▸ What you will do:
Repeat the material verbatim and drop the pictures.

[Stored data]

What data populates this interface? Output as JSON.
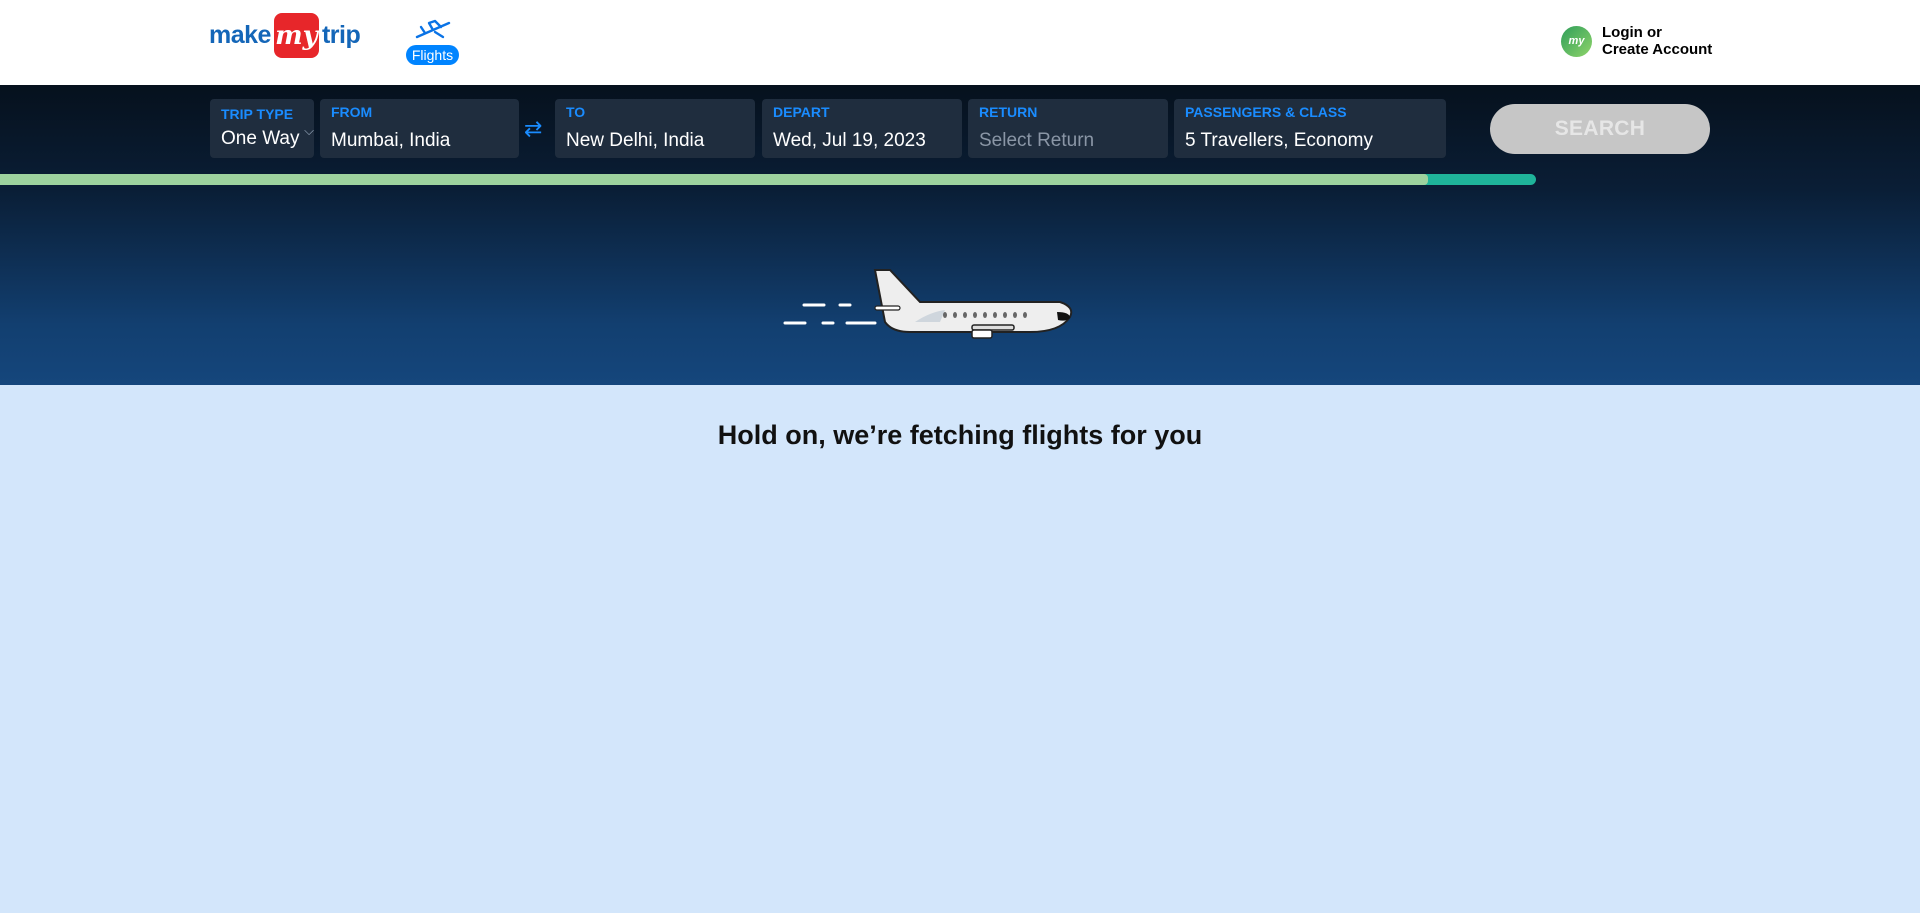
{
  "header": {
    "logo": {
      "make": "make",
      "my": "my",
      "trip": "trip"
    },
    "nav": {
      "flights_label": "Flights",
      "icon": "airplane-icon"
    },
    "account": {
      "line1": "Login or",
      "line2": "Create Account",
      "avatar_text": "my"
    }
  },
  "search": {
    "trip_type": {
      "label": "TRIP TYPE",
      "value": "One Way"
    },
    "from": {
      "label": "FROM",
      "value": "Mumbai, India"
    },
    "swap_icon": "⇄",
    "to": {
      "label": "TO",
      "value": "New Delhi, India"
    },
    "depart": {
      "label": "DEPART",
      "value": "Wed, Jul 19, 2023"
    },
    "return": {
      "label": "RETURN",
      "placeholder": "Select Return"
    },
    "passengers": {
      "label": "PASSENGERS & CLASS",
      "value": "5 Travellers, Economy"
    },
    "button_label": "SEARCH"
  },
  "progress": {
    "fraction": 0.93
  },
  "main": {
    "loading_text": "Hold on, we’re fetching flights for you"
  },
  "colors": {
    "accent": "#1a8cff",
    "brand_red": "#e7262a",
    "background": "#d3e6fb"
  }
}
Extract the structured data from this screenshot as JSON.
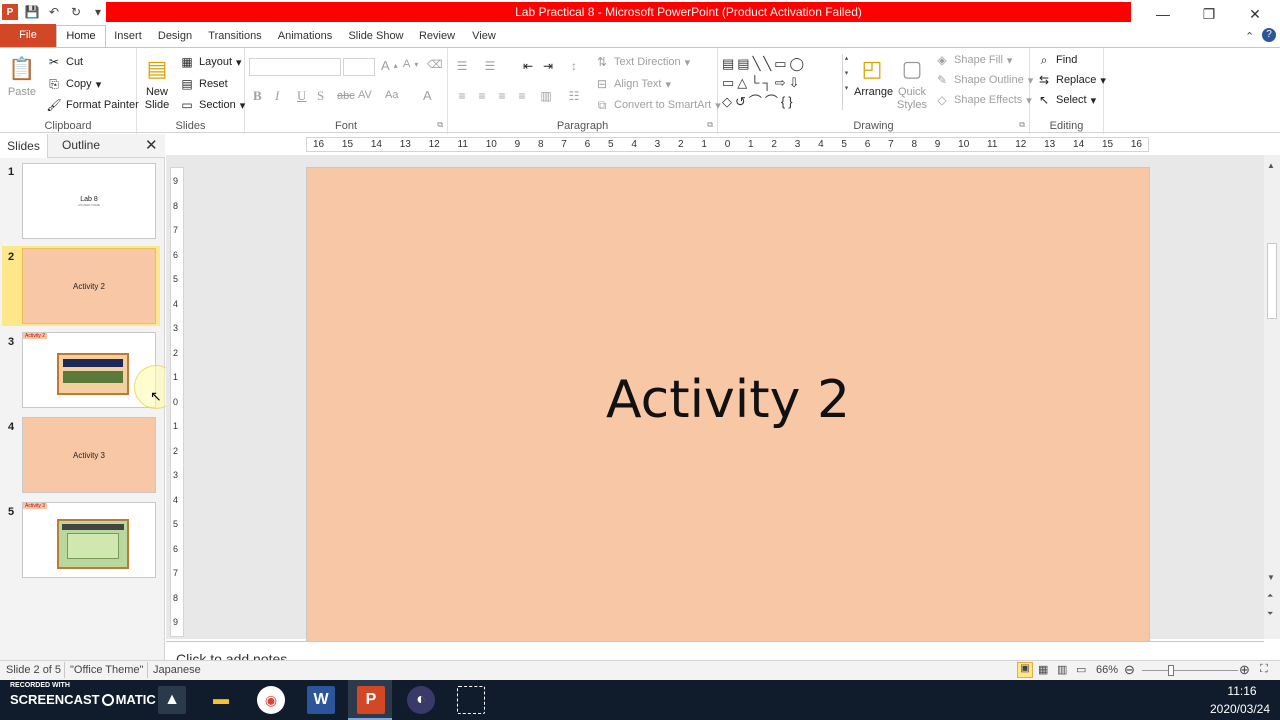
{
  "window": {
    "title": "Lab Practical 8  -  Microsoft PowerPoint (Product Activation Failed)",
    "controls": {
      "minimize": "—",
      "restore": "❐",
      "close": "✕"
    }
  },
  "ribbon_tabs": {
    "file": "File",
    "items": [
      "Home",
      "Insert",
      "Design",
      "Transitions",
      "Animations",
      "Slide Show",
      "Review",
      "View"
    ]
  },
  "clipboard": {
    "paste": "Paste",
    "cut": "Cut",
    "copy": "Copy",
    "format_painter": "Format Painter",
    "label": "Clipboard"
  },
  "slides_group": {
    "new_slide": "New Slide",
    "layout": "Layout",
    "reset": "Reset",
    "section": "Section",
    "label": "Slides"
  },
  "font_group": {
    "label": "Font",
    "bold": "B",
    "italic": "I",
    "underline": "U",
    "strike": "S",
    "abc": "abc",
    "av": "AV",
    "aa": "Aa",
    "grow": "A",
    "shrink": "A"
  },
  "paragraph_group": {
    "label": "Paragraph",
    "text_direction": "Text Direction",
    "align_text": "Align Text",
    "convert_smartart": "Convert to SmartArt"
  },
  "drawing_group": {
    "label": "Drawing",
    "arrange": "Arrange",
    "quick_styles": "Quick Styles",
    "shape_fill": "Shape Fill",
    "shape_outline": "Shape Outline",
    "shape_effects": "Shape Effects"
  },
  "editing_group": {
    "label": "Editing",
    "find": "Find",
    "replace": "Replace",
    "select": "Select"
  },
  "pane": {
    "slides_tab": "Slides",
    "outline_tab": "Outline"
  },
  "thumbnails": [
    {
      "num": "1",
      "title": "Lab 8",
      "subtitle": "AKUSER NAME"
    },
    {
      "num": "2",
      "title": "Activity 2"
    },
    {
      "num": "3",
      "title": "Activity 2"
    },
    {
      "num": "4",
      "title": "Activity 3"
    },
    {
      "num": "5",
      "title": "Activity 3"
    }
  ],
  "ruler": {
    "labels": [
      "16",
      "15",
      "14",
      "13",
      "12",
      "11",
      "10",
      "9",
      "8",
      "7",
      "6",
      "5",
      "4",
      "3",
      "2",
      "1",
      "0",
      "1",
      "2",
      "3",
      "4",
      "5",
      "6",
      "7",
      "8",
      "9",
      "10",
      "11",
      "12",
      "13",
      "14",
      "15",
      "16"
    ]
  },
  "slide": {
    "title": "Activity 2",
    "background": "#f8c8a6"
  },
  "notes": {
    "placeholder": "Click to add notes"
  },
  "status": {
    "slide_info": "Slide 2 of 5",
    "theme": "\"Office Theme\"",
    "language": "Japanese",
    "zoom": "66%"
  },
  "taskbar": {
    "recorder_line1": "RECORDED WITH",
    "recorder_line2": "SCREENCAST",
    "recorder_line3": "MATIC",
    "time": "11:16",
    "date": "2020/03/24"
  },
  "colors": {
    "file_tab": "#d24726",
    "activation_bar": "#ff0000",
    "taskbar": "#101c2c",
    "selected_thumb": "#fde78a"
  }
}
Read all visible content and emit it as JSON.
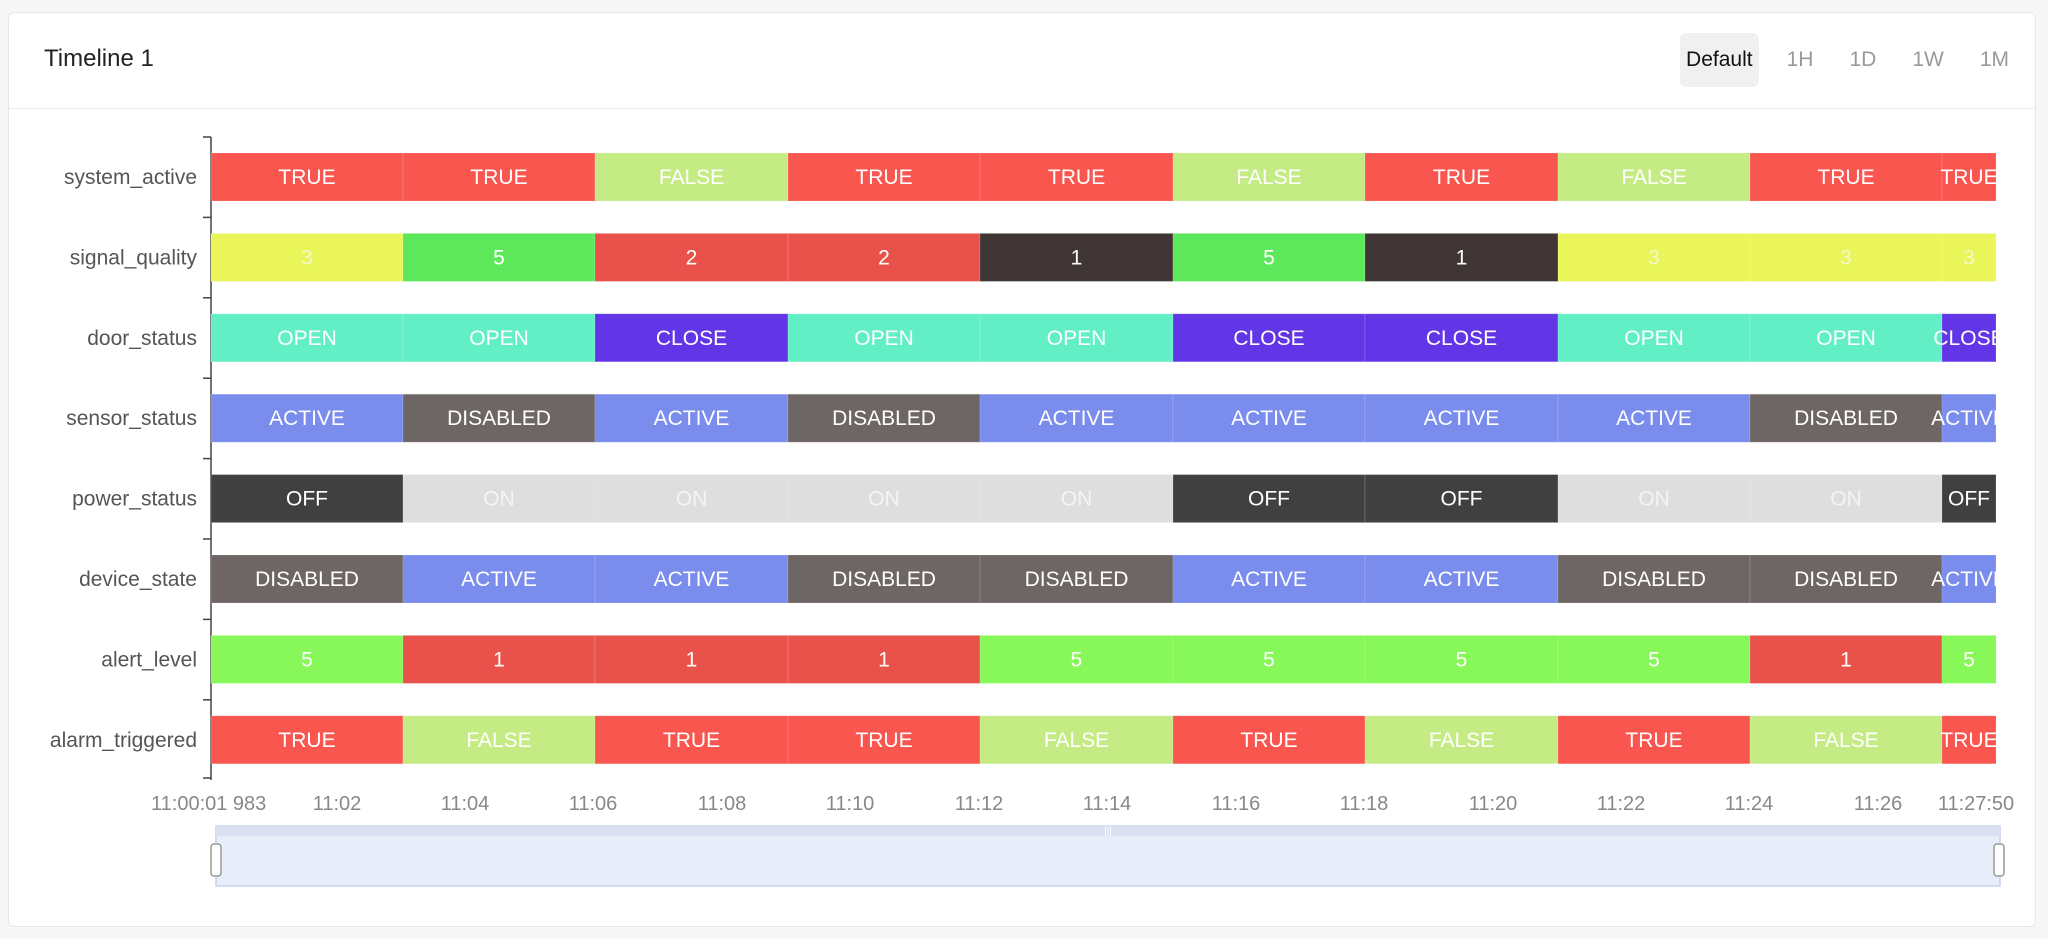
{
  "header": {
    "title": "Timeline 1",
    "range_options": [
      "Default",
      "1H",
      "1D",
      "1W",
      "1M"
    ],
    "active_range": "Default"
  },
  "chart_data": {
    "type": "timeline",
    "x_ticks": [
      "11:00:01 983",
      "11:02",
      "11:04",
      "11:06",
      "11:08",
      "11:10",
      "11:12",
      "11:14",
      "11:16",
      "11:18",
      "11:20",
      "11:22",
      "11:24",
      "11:26",
      "11:27:50"
    ],
    "rows": [
      {
        "name": "system_active",
        "values": [
          "TRUE",
          "TRUE",
          "FALSE",
          "TRUE",
          "TRUE",
          "FALSE",
          "TRUE",
          "FALSE",
          "TRUE",
          "TRUE"
        ]
      },
      {
        "name": "signal_quality",
        "values": [
          "3",
          "5",
          "2",
          "2",
          "1",
          "5",
          "1",
          "3",
          "3",
          "3"
        ]
      },
      {
        "name": "door_status",
        "values": [
          "OPEN",
          "OPEN",
          "CLOSE",
          "OPEN",
          "OPEN",
          "CLOSE",
          "CLOSE",
          "OPEN",
          "OPEN",
          "CLOSE"
        ]
      },
      {
        "name": "sensor_status",
        "values": [
          "ACTIVE",
          "DISABLED",
          "ACTIVE",
          "DISABLED",
          "ACTIVE",
          "ACTIVE",
          "ACTIVE",
          "ACTIVE",
          "DISABLED",
          "ACTIVE"
        ]
      },
      {
        "name": "power_status",
        "values": [
          "OFF",
          "ON",
          "ON",
          "ON",
          "ON",
          "OFF",
          "OFF",
          "ON",
          "ON",
          "OFF"
        ]
      },
      {
        "name": "device_state",
        "values": [
          "DISABLED",
          "ACTIVE",
          "ACTIVE",
          "DISABLED",
          "DISABLED",
          "ACTIVE",
          "ACTIVE",
          "DISABLED",
          "DISABLED",
          "ACTIVE"
        ]
      },
      {
        "name": "alert_level",
        "values": [
          "5",
          "1",
          "1",
          "1",
          "5",
          "5",
          "5",
          "5",
          "1",
          "5"
        ]
      },
      {
        "name": "alarm_triggered",
        "values": [
          "TRUE",
          "FALSE",
          "TRUE",
          "TRUE",
          "FALSE",
          "TRUE",
          "FALSE",
          "TRUE",
          "FALSE",
          "TRUE"
        ]
      }
    ],
    "colors": {
      "TRUE": "#fa5650",
      "FALSE": "#c5ec84",
      "OPEN": "#62efc6",
      "CLOSE": "#6236e6",
      "ACTIVE": "#7a8cec",
      "DISABLED": "#6e6664",
      "ON": "#dedede",
      "OFF": "#404040",
      "1": "#3f3535",
      "2": "#e9524a",
      "3": "#eaf55a",
      "5": "#5ce85a"
    },
    "alert_level_colors": {
      "1": "#e8524a",
      "5": "#88f75a"
    },
    "text_colors": {
      "ON": "#f4f4f4",
      "3": "#f6f8c8"
    }
  }
}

▸ Correct output:
What data populates this interface? Output as JSON.
{
  "header": {
    "logo": {
      "make": "make",
      "my": "my",
      "trip": "trip"
    },
    "nav": {
      "flights_label": "Flights",
      "icon": "airplane-icon"
    },
    "account": {
      "line1": "Login or",
      "line2": "Create Account",
      "avatar_text": "my"
    }
  },
  "search": {
    "trip_type": {
      "label": "TRIP TYPE",
      "value": "One Way"
    },
    "from": {
      "label": "FROM",
      "value": "Mumbai, India"
    },
    "swap_icon": "⇄",
    "to": {
      "label": "TO",
      "value": "New Delhi, India"
    },
    "depart": {
      "label": "DEPART",
      "value": "Wed, Jul 19, 2023"
    },
    "return": {
      "label": "RETURN",
      "placeholder": "Select Return"
    },
    "passengers": {
      "label": "PASSENGERS & CLASS",
      "value": "5 Travellers, Economy"
    },
    "button_label": "SEARCH"
  },
  "progress": {
    "fraction": 0.93
  },
  "main": {
    "loading_text": "Hold on, we’re fetching flights for you"
  },
  "colors": {
    "accent": "#1a8cff",
    "brand_red": "#e7262a",
    "background": "#d3e6fb"
  }
}
Extract the structured data from this screenshot as JSON.
{
  "window": {
    "title": "Lab Practical 8  -  Microsoft PowerPoint (Product Activation Failed)",
    "controls": {
      "minimize": "—",
      "restore": "❐",
      "close": "✕"
    }
  },
  "ribbon_tabs": {
    "file": "File",
    "items": [
      "Home",
      "Insert",
      "Design",
      "Transitions",
      "Animations",
      "Slide Show",
      "Review",
      "View"
    ]
  },
  "clipboard": {
    "paste": "Paste",
    "cut": "Cut",
    "copy": "Copy",
    "format_painter": "Format Painter",
    "label": "Clipboard"
  },
  "slides_group": {
    "new_slide": "New Slide",
    "layout": "Layout",
    "reset": "Reset",
    "section": "Section",
    "label": "Slides"
  },
  "font_group": {
    "label": "Font",
    "bold": "B",
    "italic": "I",
    "underline": "U",
    "strike": "S",
    "abc": "abc",
    "av": "AV",
    "aa": "Aa",
    "grow": "A",
    "shrink": "A"
  },
  "paragraph_group": {
    "label": "Paragraph",
    "text_direction": "Text Direction",
    "align_text": "Align Text",
    "convert_smartart": "Convert to SmartArt"
  },
  "drawing_group": {
    "label": "Drawing",
    "arrange": "Arrange",
    "quick_styles": "Quick Styles",
    "shape_fill": "Shape Fill",
    "shape_outline": "Shape Outline",
    "shape_effects": "Shape Effects"
  },
  "editing_group": {
    "label": "Editing",
    "find": "Find",
    "replace": "Replace",
    "select": "Select"
  },
  "pane": {
    "slides_tab": "Slides",
    "outline_tab": "Outline"
  },
  "thumbnails": [
    {
      "num": "1",
      "title": "Lab 8",
      "subtitle": "AKUSER NAME"
    },
    {
      "num": "2",
      "title": "Activity 2"
    },
    {
      "num": "3",
      "title": "Activity 2"
    },
    {
      "num": "4",
      "title": "Activity 3"
    },
    {
      "num": "5",
      "title": "Activity 3"
    }
  ],
  "ruler": {
    "labels": [
      "16",
      "15",
      "14",
      "13",
      "12",
      "11",
      "10",
      "9",
      "8",
      "7",
      "6",
      "5",
      "4",
      "3",
      "2",
      "1",
      "0",
      "1",
      "2",
      "3",
      "4",
      "5",
      "6",
      "7",
      "8",
      "9",
      "10",
      "11",
      "12",
      "13",
      "14",
      "15",
      "16"
    ]
  },
  "slide": {
    "title": "Activity 2",
    "background": "#f8c8a6"
  },
  "notes": {
    "placeholder": "Click to add notes"
  },
  "status": {
    "slide_info": "Slide 2 of 5",
    "theme": "\"Office Theme\"",
    "language": "Japanese",
    "zoom": "66%"
  },
  "taskbar": {
    "recorder_line1": "RECORDED WITH",
    "recorder_line2": "SCREENCAST",
    "recorder_line3": "MATIC",
    "time": "11:16",
    "date": "2020/03/24"
  },
  "colors": {
    "file_tab": "#d24726",
    "activation_bar": "#ff0000",
    "taskbar": "#101c2c",
    "selected_thumb": "#fde78a"
  }
}
Read all visible content and emit it as JSON.
{
  "header": {
    "title": "Timeline 1",
    "range_options": [
      "Default",
      "1H",
      "1D",
      "1W",
      "1M"
    ],
    "active_range": "Default"
  },
  "chart_data": {
    "type": "timeline",
    "x_ticks": [
      "11:00:01 983",
      "11:02",
      "11:04",
      "11:06",
      "11:08",
      "11:10",
      "11:12",
      "11:14",
      "11:16",
      "11:18",
      "11:20",
      "11:22",
      "11:24",
      "11:26",
      "11:27:50"
    ],
    "rows": [
      {
        "name": "system_active",
        "values": [
          "TRUE",
          "TRUE",
          "FALSE",
          "TRUE",
          "TRUE",
          "FALSE",
          "TRUE",
          "FALSE",
          "TRUE",
          "TRUE"
        ]
      },
      {
        "name": "signal_quality",
        "values": [
          "3",
          "5",
          "2",
          "2",
          "1",
          "5",
          "1",
          "3",
          "3",
          "3"
        ]
      },
      {
        "name": "door_status",
        "values": [
          "OPEN",
          "OPEN",
          "CLOSE",
          "OPEN",
          "OPEN",
          "CLOSE",
          "CLOSE",
          "OPEN",
          "OPEN",
          "CLOSE"
        ]
      },
      {
        "name": "sensor_status",
        "values": [
          "ACTIVE",
          "DISABLED",
          "ACTIVE",
          "DISABLED",
          "ACTIVE",
          "ACTIVE",
          "ACTIVE",
          "ACTIVE",
          "DISABLED",
          "ACTIVE"
        ]
      },
      {
        "name": "power_status",
        "values": [
          "OFF",
          "ON",
          "ON",
          "ON",
          "ON",
          "OFF",
          "OFF",
          "ON",
          "ON",
          "OFF"
        ]
      },
      {
        "name": "device_state",
        "values": [
          "DISABLED",
          "ACTIVE",
          "ACTIVE",
          "DISABLED",
          "DISABLED",
          "ACTIVE",
          "ACTIVE",
          "DISABLED",
          "DISABLED",
          "ACTIVE"
        ]
      },
      {
        "name": "alert_level",
        "values": [
          "5",
          "1",
          "1",
          "1",
          "5",
          "5",
          "5",
          "5",
          "1",
          "5"
        ]
      },
      {
        "name": "alarm_triggered",
        "values": [
          "TRUE",
          "FALSE",
          "TRUE",
          "TRUE",
          "FALSE",
          "TRUE",
          "FALSE",
          "TRUE",
          "FALSE",
          "TRUE"
        ]
      }
    ],
    "colors": {
      "TRUE": "#fa5650",
      "FALSE": "#c5ec84",
      "OPEN": "#62efc6",
      "CLOSE": "#6236e6",
      "ACTIVE": "#7a8cec",
      "DISABLED": "#6e6664",
      "ON": "#dedede",
      "OFF": "#404040",
      "1": "#3f3535",
      "2": "#e9524a",
      "3": "#eaf55a",
      "5": "#5ce85a"
    },
    "alert_level_colors": {
      "1": "#e8524a",
      "5": "#88f75a"
    },
    "text_colors": {
      "ON": "#f4f4f4",
      "3": "#f6f8c8"
    }
  }
}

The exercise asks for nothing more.